• EXERCISE AIM:
Copy each line that holds "Daniel".

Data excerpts
++++++
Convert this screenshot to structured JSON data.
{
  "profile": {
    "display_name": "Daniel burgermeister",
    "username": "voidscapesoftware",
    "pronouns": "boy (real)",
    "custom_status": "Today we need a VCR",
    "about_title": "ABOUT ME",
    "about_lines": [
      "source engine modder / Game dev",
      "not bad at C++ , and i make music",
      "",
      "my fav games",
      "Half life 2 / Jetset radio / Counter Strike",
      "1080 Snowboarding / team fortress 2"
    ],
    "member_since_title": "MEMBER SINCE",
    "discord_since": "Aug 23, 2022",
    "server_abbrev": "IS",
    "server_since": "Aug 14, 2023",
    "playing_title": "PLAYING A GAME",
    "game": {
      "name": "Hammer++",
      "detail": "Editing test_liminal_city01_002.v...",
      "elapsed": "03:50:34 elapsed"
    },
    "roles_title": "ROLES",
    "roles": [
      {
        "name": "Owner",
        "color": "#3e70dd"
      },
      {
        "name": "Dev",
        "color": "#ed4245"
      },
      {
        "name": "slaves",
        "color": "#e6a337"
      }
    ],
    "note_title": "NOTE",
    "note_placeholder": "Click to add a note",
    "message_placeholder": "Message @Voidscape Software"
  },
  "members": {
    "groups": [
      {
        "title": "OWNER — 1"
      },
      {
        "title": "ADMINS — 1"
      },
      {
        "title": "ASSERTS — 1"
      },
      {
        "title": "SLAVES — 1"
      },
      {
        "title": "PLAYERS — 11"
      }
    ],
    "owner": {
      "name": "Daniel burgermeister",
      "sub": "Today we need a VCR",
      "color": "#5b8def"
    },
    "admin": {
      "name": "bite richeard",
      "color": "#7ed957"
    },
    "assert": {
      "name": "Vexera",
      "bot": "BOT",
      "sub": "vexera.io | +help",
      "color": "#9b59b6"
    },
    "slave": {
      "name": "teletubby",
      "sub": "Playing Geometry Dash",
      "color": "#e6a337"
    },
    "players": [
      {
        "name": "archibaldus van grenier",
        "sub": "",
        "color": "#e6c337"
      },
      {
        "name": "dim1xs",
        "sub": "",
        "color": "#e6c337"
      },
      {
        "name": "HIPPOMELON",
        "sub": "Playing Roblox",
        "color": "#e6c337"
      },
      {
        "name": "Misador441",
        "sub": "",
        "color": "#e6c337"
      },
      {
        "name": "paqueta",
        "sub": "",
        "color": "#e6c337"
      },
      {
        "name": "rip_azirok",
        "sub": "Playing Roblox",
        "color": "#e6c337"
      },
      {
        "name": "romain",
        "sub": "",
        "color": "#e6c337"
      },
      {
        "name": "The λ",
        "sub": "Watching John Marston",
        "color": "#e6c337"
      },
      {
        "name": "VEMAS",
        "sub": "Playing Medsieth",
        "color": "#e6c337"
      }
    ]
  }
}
++++++
• TASK SOLUTION:
    "display_name": "Daniel burgermeister",
      "name": "Daniel burgermeister",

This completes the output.